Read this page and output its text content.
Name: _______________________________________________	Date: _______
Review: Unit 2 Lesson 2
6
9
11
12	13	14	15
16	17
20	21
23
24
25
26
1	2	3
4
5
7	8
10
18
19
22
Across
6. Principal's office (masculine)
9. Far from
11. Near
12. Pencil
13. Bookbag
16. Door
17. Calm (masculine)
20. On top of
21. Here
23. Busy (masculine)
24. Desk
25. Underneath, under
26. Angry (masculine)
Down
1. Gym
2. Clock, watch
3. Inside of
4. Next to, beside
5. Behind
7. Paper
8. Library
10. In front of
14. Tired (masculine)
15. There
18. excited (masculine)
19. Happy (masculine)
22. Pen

++++++++

# WHAT TO DO
Every record shown above must be echoed exactly.

# SOLUTION TO THE EXERCISE
Read this page and output its text content.
Name: _______________________________________________	Date: _______
Review: Unit 2 Lesson 2
6
9
11
12	13	14	15
16	17
20	21
23
24
25
26
1	2	3
4
5
7	8
10
18
19
22
Across
6. Principal's office (masculine)
9. Far from
11. Near
12. Pencil
13. Bookbag
16. Door
17. Calm (masculine)
20. On top of
21. Here
23. Busy (masculine)
24. Desk
25. Underneath, under
26. Angry (masculine)
Down
1. Gym
2. Clock, watch
3. Inside of
4. Next to, beside
5. Behind
7. Paper
8. Library
10. In front of
14. Tired (masculine)
15. There
18. excited (masculine)
19. Happy (masculine)
22. Pen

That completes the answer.